- [Goal of the exercise]
Keep the text of the data exactly as it is and omit each picture from the copy.

────────

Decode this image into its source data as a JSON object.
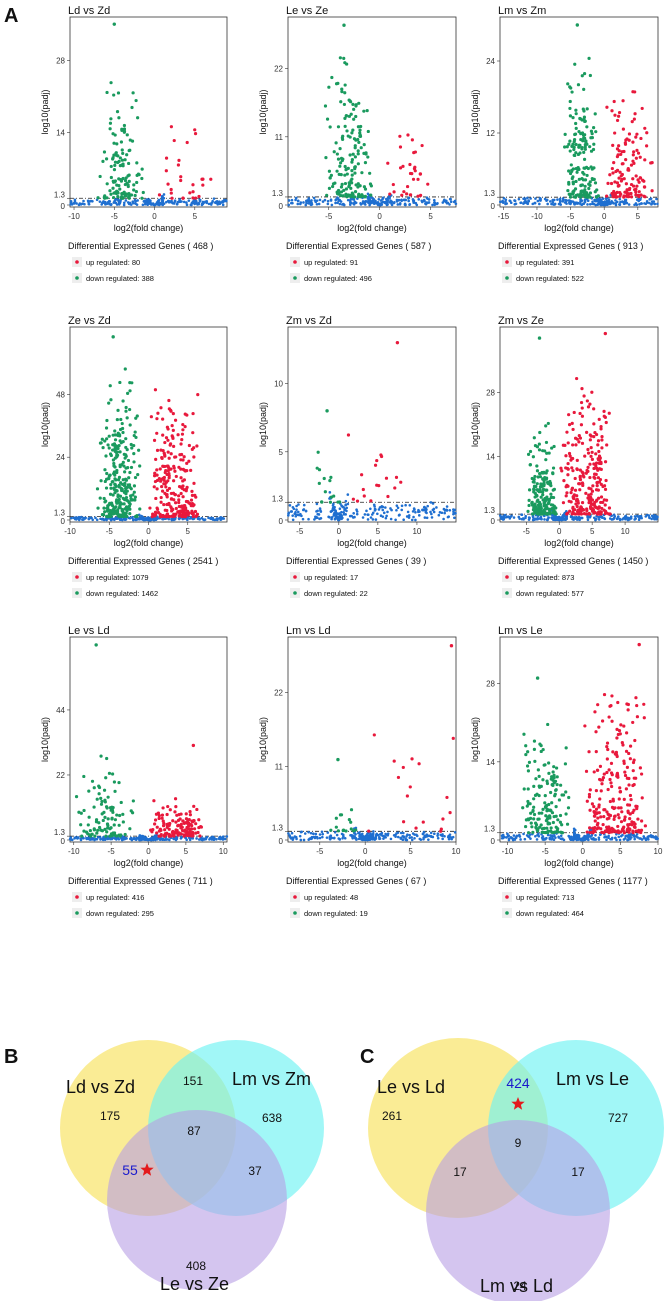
{
  "panels": {
    "a": "A",
    "b": "B",
    "c": "C"
  },
  "colors": {
    "up": "#e8193c",
    "down": "#1a9a5e",
    "ns": "#1f6fd0",
    "venn_yellow": "#f8e671",
    "venn_cyan": "#6ff3f3",
    "venn_purple": "#b79ee4",
    "star": "#e31a1c",
    "highlight": "#1a1acc"
  },
  "labels": {
    "ylab": "log10(padj)",
    "xlab": "log2(fold change)",
    "deg_prefix": "Differential Expressed Genes (",
    "deg_suffix": ")",
    "up": "up regulated: ",
    "down": "down regulated: "
  },
  "chart_data": [
    {
      "type": "scatter",
      "title": "Ld  vs Zd",
      "xticks": [
        -10,
        -5,
        0,
        5
      ],
      "yticks": [
        0,
        1.3,
        14,
        28
      ],
      "xlim": [
        -10.5,
        9
      ],
      "ylim": [
        0,
        36
      ],
      "total": 468,
      "up": 80,
      "down": 388,
      "upmax": [
        6,
        5,
        18
      ],
      "downmax": [
        -5,
        35,
        25
      ],
      "width": "asym"
    },
    {
      "type": "scatter",
      "title": "Le vs Ze",
      "xticks": [
        -5,
        0,
        5
      ],
      "yticks": [
        0,
        1.3,
        11,
        22
      ],
      "xlim": [
        -9,
        7.5
      ],
      "ylim": [
        0,
        30
      ],
      "total": 587,
      "up": 91,
      "down": 496,
      "upmax": [
        4,
        5,
        14
      ],
      "downmax": [
        -3.5,
        29,
        25
      ],
      "width": "asym"
    },
    {
      "type": "scatter",
      "title": "Lm vs Zm",
      "xticks": [
        -15,
        -10,
        -5,
        0,
        5
      ],
      "yticks": [
        0,
        1.3,
        12,
        24
      ],
      "xlim": [
        -15.5,
        8
      ],
      "ylim": [
        0,
        31
      ],
      "total": 913,
      "up": 391,
      "down": 522,
      "upmax": [
        6,
        3,
        19
      ],
      "downmax": [
        -4,
        30,
        27
      ],
      "width": "asym"
    },
    {
      "type": "scatter",
      "title": "Ze  vs Zd",
      "xticks": [
        -10,
        -5,
        0,
        5
      ],
      "yticks": [
        0,
        1.3,
        24,
        48
      ],
      "xlim": [
        -10,
        10
      ],
      "ylim": [
        0,
        73
      ],
      "total": 2541,
      "up": 1079,
      "down": 1462,
      "upmax": [
        5,
        7,
        55
      ],
      "downmax": [
        -4.5,
        70,
        60
      ],
      "width": "sym"
    },
    {
      "type": "scatter",
      "title": "Zm vs Zd",
      "xticks": [
        -5,
        0,
        5,
        10
      ],
      "yticks": [
        0,
        1.3,
        5,
        10
      ],
      "xlim": [
        -6.5,
        15
      ],
      "ylim": [
        0,
        14
      ],
      "total": 39,
      "up": 17,
      "down": 22,
      "upmax": [
        7.5,
        13,
        6
      ],
      "downmax": [
        -1.5,
        8,
        5
      ],
      "width": "narrow"
    },
    {
      "type": "scatter",
      "title": "Zm vs Ze",
      "xticks": [
        -5,
        0,
        5,
        10
      ],
      "yticks": [
        0,
        1.3,
        14,
        28
      ],
      "xlim": [
        -9,
        15
      ],
      "ylim": [
        0,
        42
      ],
      "total": 1450,
      "up": 873,
      "down": 577,
      "upmax": [
        7,
        41,
        32
      ],
      "downmax": [
        -3,
        40,
        22
      ],
      "width": "sym"
    },
    {
      "type": "scatter",
      "title": "Le vs Ld",
      "xticks": [
        -10,
        -5,
        0,
        5,
        10
      ],
      "yticks": [
        0,
        1.3,
        22,
        44
      ],
      "xlim": [
        -10.5,
        10.5
      ],
      "ylim": [
        0,
        68
      ],
      "total": 711,
      "up": 416,
      "down": 295,
      "upmax": [
        6,
        32,
        15
      ],
      "downmax": [
        -7,
        66,
        28
      ],
      "width": "sym"
    },
    {
      "type": "scatter",
      "title": "Lm vs Ld",
      "xticks": [
        -5,
        0,
        5,
        10
      ],
      "yticks": [
        0,
        1.3,
        11,
        22
      ],
      "xlim": [
        -8.5,
        10
      ],
      "ylim": [
        0,
        30
      ],
      "total": 67,
      "up": 48,
      "down": 19,
      "upmax": [
        9.5,
        29,
        16
      ],
      "downmax": [
        -3,
        12,
        4
      ],
      "width": "narrow"
    },
    {
      "type": "scatter",
      "title": "Lm vs Le",
      "xticks": [
        -10,
        -5,
        0,
        5,
        10
      ],
      "yticks": [
        0,
        1.3,
        14,
        28
      ],
      "xlim": [
        -11,
        10
      ],
      "ylim": [
        0,
        36
      ],
      "total": 1177,
      "up": 713,
      "down": 464,
      "upmax": [
        7.5,
        35,
        30
      ],
      "downmax": [
        -6,
        29,
        22
      ],
      "width": "asym"
    }
  ],
  "venn": [
    {
      "letter": "B",
      "sets": [
        "Ld vs Zd",
        "Lm vs Zm",
        "Le vs Ze"
      ],
      "regions": {
        "only_a": "175",
        "only_b": "638",
        "only_c": "408",
        "ab": "151",
        "ac": "55",
        "bc": "37",
        "abc": "87"
      },
      "star_region": "ac"
    },
    {
      "letter": "C",
      "sets": [
        "Le vs Ld",
        "Lm vs Le",
        "Lm vs Ld"
      ],
      "regions": {
        "only_a": "261",
        "only_b": "727",
        "only_c": "24",
        "ab": "424",
        "ac": "17",
        "bc": "17",
        "abc": "9"
      },
      "star_region": "ab"
    }
  ]
}
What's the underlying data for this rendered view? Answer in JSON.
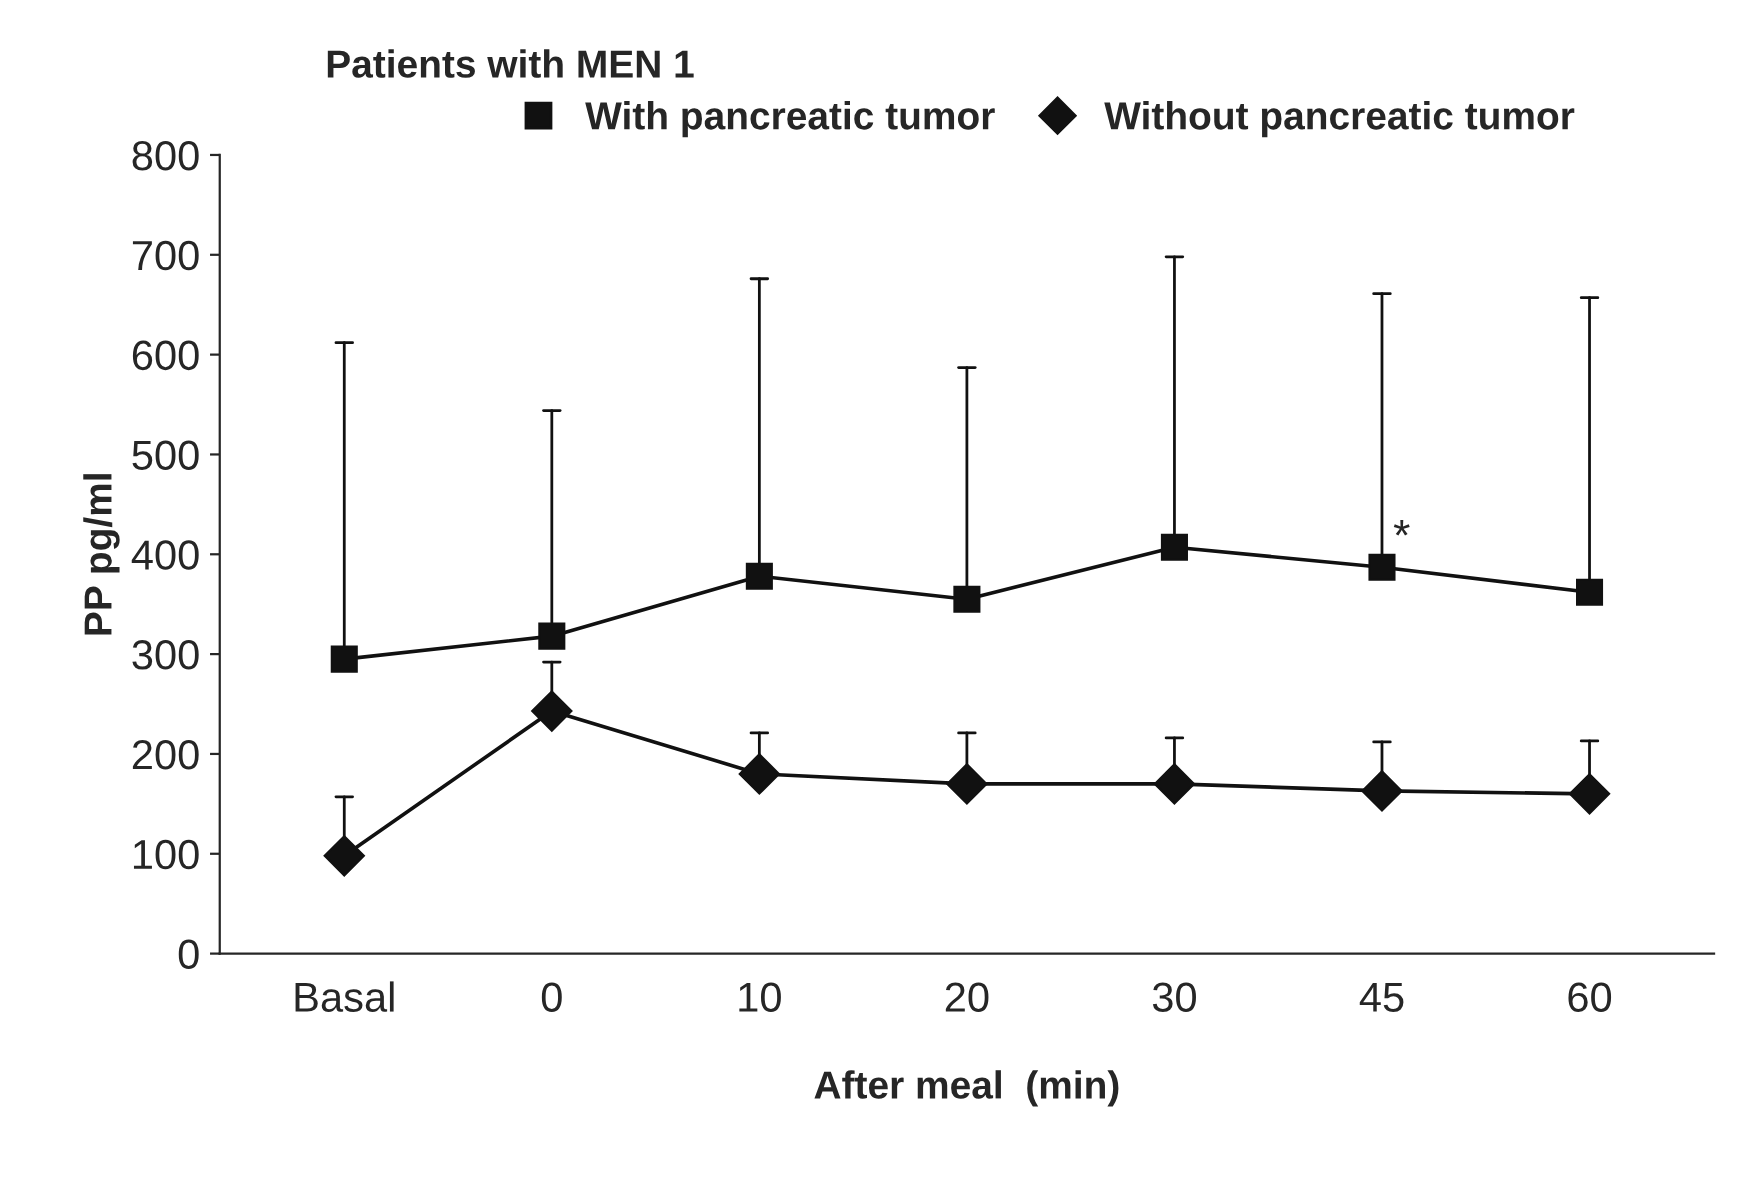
{
  "chart_data": {
    "type": "line",
    "title": "Patients with MEN 1",
    "xlabel": "After meal  (min)",
    "ylabel": "PP pg/ml",
    "categories": [
      "Basal",
      "0",
      "10",
      "20",
      "30",
      "45",
      "60"
    ],
    "series": [
      {
        "name": "With pancreatic tumor",
        "color": "#111111",
        "marker": "square",
        "values": [
          295,
          318,
          378,
          355,
          407,
          387,
          362
        ],
        "errors": [
          [
            295,
            612
          ],
          [
            318,
            544
          ],
          [
            378,
            676
          ],
          [
            355,
            587
          ],
          [
            407,
            698
          ],
          [
            387,
            661
          ],
          [
            362,
            657
          ]
        ]
      },
      {
        "name": "Without pancreatic tumor",
        "color": "#111111",
        "marker": "diamond",
        "values": [
          98,
          243,
          180,
          170,
          170,
          163,
          160
        ],
        "errors": [
          [
            98,
            157
          ],
          [
            243,
            292
          ],
          [
            180,
            221
          ],
          [
            170,
            221
          ],
          [
            170,
            216
          ],
          [
            163,
            212
          ],
          [
            160,
            213
          ]
        ]
      }
    ],
    "annotations": [
      {
        "text": "*",
        "x": "45",
        "y": 387
      }
    ],
    "ylim": [
      0,
      800
    ],
    "yticks": [
      0,
      100,
      200,
      300,
      400,
      500,
      600,
      700,
      800
    ],
    "grid": false,
    "legend": "top"
  }
}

────────

- [Answer space]
Decode this image into its source data as a JSON object.
{
  "panels": {
    "a": "A",
    "b": "B",
    "c": "C"
  },
  "colors": {
    "up": "#e8193c",
    "down": "#1a9a5e",
    "ns": "#1f6fd0",
    "venn_yellow": "#f8e671",
    "venn_cyan": "#6ff3f3",
    "venn_purple": "#b79ee4",
    "star": "#e31a1c",
    "highlight": "#1a1acc"
  },
  "labels": {
    "ylab": "log10(padj)",
    "xlab": "log2(fold change)",
    "deg_prefix": "Differential Expressed Genes (",
    "deg_suffix": ")",
    "up": "up regulated: ",
    "down": "down regulated: "
  },
  "chart_data": [
    {
      "type": "scatter",
      "title": "Ld  vs Zd",
      "xticks": [
        -10,
        -5,
        0,
        5
      ],
      "yticks": [
        0,
        1.3,
        14,
        28
      ],
      "xlim": [
        -10.5,
        9
      ],
      "ylim": [
        0,
        36
      ],
      "total": 468,
      "up": 80,
      "down": 388,
      "upmax": [
        6,
        5,
        18
      ],
      "downmax": [
        -5,
        35,
        25
      ],
      "width": "asym"
    },
    {
      "type": "scatter",
      "title": "Le vs Ze",
      "xticks": [
        -5,
        0,
        5
      ],
      "yticks": [
        0,
        1.3,
        11,
        22
      ],
      "xlim": [
        -9,
        7.5
      ],
      "ylim": [
        0,
        30
      ],
      "total": 587,
      "up": 91,
      "down": 496,
      "upmax": [
        4,
        5,
        14
      ],
      "downmax": [
        -3.5,
        29,
        25
      ],
      "width": "asym"
    },
    {
      "type": "scatter",
      "title": "Lm vs Zm",
      "xticks": [
        -15,
        -10,
        -5,
        0,
        5
      ],
      "yticks": [
        0,
        1.3,
        12,
        24
      ],
      "xlim": [
        -15.5,
        8
      ],
      "ylim": [
        0,
        31
      ],
      "total": 913,
      "up": 391,
      "down": 522,
      "upmax": [
        6,
        3,
        19
      ],
      "downmax": [
        -4,
        30,
        27
      ],
      "width": "asym"
    },
    {
      "type": "scatter",
      "title": "Ze  vs Zd",
      "xticks": [
        -10,
        -5,
        0,
        5
      ],
      "yticks": [
        0,
        1.3,
        24,
        48
      ],
      "xlim": [
        -10,
        10
      ],
      "ylim": [
        0,
        73
      ],
      "total": 2541,
      "up": 1079,
      "down": 1462,
      "upmax": [
        5,
        7,
        55
      ],
      "downmax": [
        -4.5,
        70,
        60
      ],
      "width": "sym"
    },
    {
      "type": "scatter",
      "title": "Zm vs Zd",
      "xticks": [
        -5,
        0,
        5,
        10
      ],
      "yticks": [
        0,
        1.3,
        5,
        10
      ],
      "xlim": [
        -6.5,
        15
      ],
      "ylim": [
        0,
        14
      ],
      "total": 39,
      "up": 17,
      "down": 22,
      "upmax": [
        7.5,
        13,
        6
      ],
      "downmax": [
        -1.5,
        8,
        5
      ],
      "width": "narrow"
    },
    {
      "type": "scatter",
      "title": "Zm vs Ze",
      "xticks": [
        -5,
        0,
        5,
        10
      ],
      "yticks": [
        0,
        1.3,
        14,
        28
      ],
      "xlim": [
        -9,
        15
      ],
      "ylim": [
        0,
        42
      ],
      "total": 1450,
      "up": 873,
      "down": 577,
      "upmax": [
        7,
        41,
        32
      ],
      "downmax": [
        -3,
        40,
        22
      ],
      "width": "sym"
    },
    {
      "type": "scatter",
      "title": "Le vs Ld",
      "xticks": [
        -10,
        -5,
        0,
        5,
        10
      ],
      "yticks": [
        0,
        1.3,
        22,
        44
      ],
      "xlim": [
        -10.5,
        10.5
      ],
      "ylim": [
        0,
        68
      ],
      "total": 711,
      "up": 416,
      "down": 295,
      "upmax": [
        6,
        32,
        15
      ],
      "downmax": [
        -7,
        66,
        28
      ],
      "width": "sym"
    },
    {
      "type": "scatter",
      "title": "Lm vs Ld",
      "xticks": [
        -5,
        0,
        5,
        10
      ],
      "yticks": [
        0,
        1.3,
        11,
        22
      ],
      "xlim": [
        -8.5,
        10
      ],
      "ylim": [
        0,
        30
      ],
      "total": 67,
      "up": 48,
      "down": 19,
      "upmax": [
        9.5,
        29,
        16
      ],
      "downmax": [
        -3,
        12,
        4
      ],
      "width": "narrow"
    },
    {
      "type": "scatter",
      "title": "Lm vs Le",
      "xticks": [
        -10,
        -5,
        0,
        5,
        10
      ],
      "yticks": [
        0,
        1.3,
        14,
        28
      ],
      "xlim": [
        -11,
        10
      ],
      "ylim": [
        0,
        36
      ],
      "total": 1177,
      "up": 713,
      "down": 464,
      "upmax": [
        7.5,
        35,
        30
      ],
      "downmax": [
        -6,
        29,
        22
      ],
      "width": "asym"
    }
  ],
  "venn": [
    {
      "letter": "B",
      "sets": [
        "Ld vs Zd",
        "Lm vs Zm",
        "Le vs Ze"
      ],
      "regions": {
        "only_a": "175",
        "only_b": "638",
        "only_c": "408",
        "ab": "151",
        "ac": "55",
        "bc": "37",
        "abc": "87"
      },
      "star_region": "ac"
    },
    {
      "letter": "C",
      "sets": [
        "Le vs Ld",
        "Lm vs Le",
        "Lm vs Ld"
      ],
      "regions": {
        "only_a": "261",
        "only_b": "727",
        "only_c": "24",
        "ab": "424",
        "ac": "17",
        "bc": "17",
        "abc": "9"
      },
      "star_region": "ab"
    }
  ]
}
What's the underlying data for this rendered view? Answer in JSON.
{
  "chart_data": {
    "type": "line",
    "title": "Patients with MEN 1",
    "xlabel": "After meal  (min)",
    "ylabel": "PP pg/ml",
    "categories": [
      "Basal",
      "0",
      "10",
      "20",
      "30",
      "45",
      "60"
    ],
    "series": [
      {
        "name": "With pancreatic tumor",
        "color": "#111111",
        "marker": "square",
        "values": [
          295,
          318,
          378,
          355,
          407,
          387,
          362
        ],
        "errors": [
          [
            295,
            612
          ],
          [
            318,
            544
          ],
          [
            378,
            676
          ],
          [
            355,
            587
          ],
          [
            407,
            698
          ],
          [
            387,
            661
          ],
          [
            362,
            657
          ]
        ]
      },
      {
        "name": "Without pancreatic tumor",
        "color": "#111111",
        "marker": "diamond",
        "values": [
          98,
          243,
          180,
          170,
          170,
          163,
          160
        ],
        "errors": [
          [
            98,
            157
          ],
          [
            243,
            292
          ],
          [
            180,
            221
          ],
          [
            170,
            221
          ],
          [
            170,
            216
          ],
          [
            163,
            212
          ],
          [
            160,
            213
          ]
        ]
      }
    ],
    "annotations": [
      {
        "text": "*",
        "x": "45",
        "y": 387
      }
    ],
    "ylim": [
      0,
      800
    ],
    "yticks": [
      0,
      100,
      200,
      300,
      400,
      500,
      600,
      700,
      800
    ],
    "grid": false,
    "legend": "top"
  }
}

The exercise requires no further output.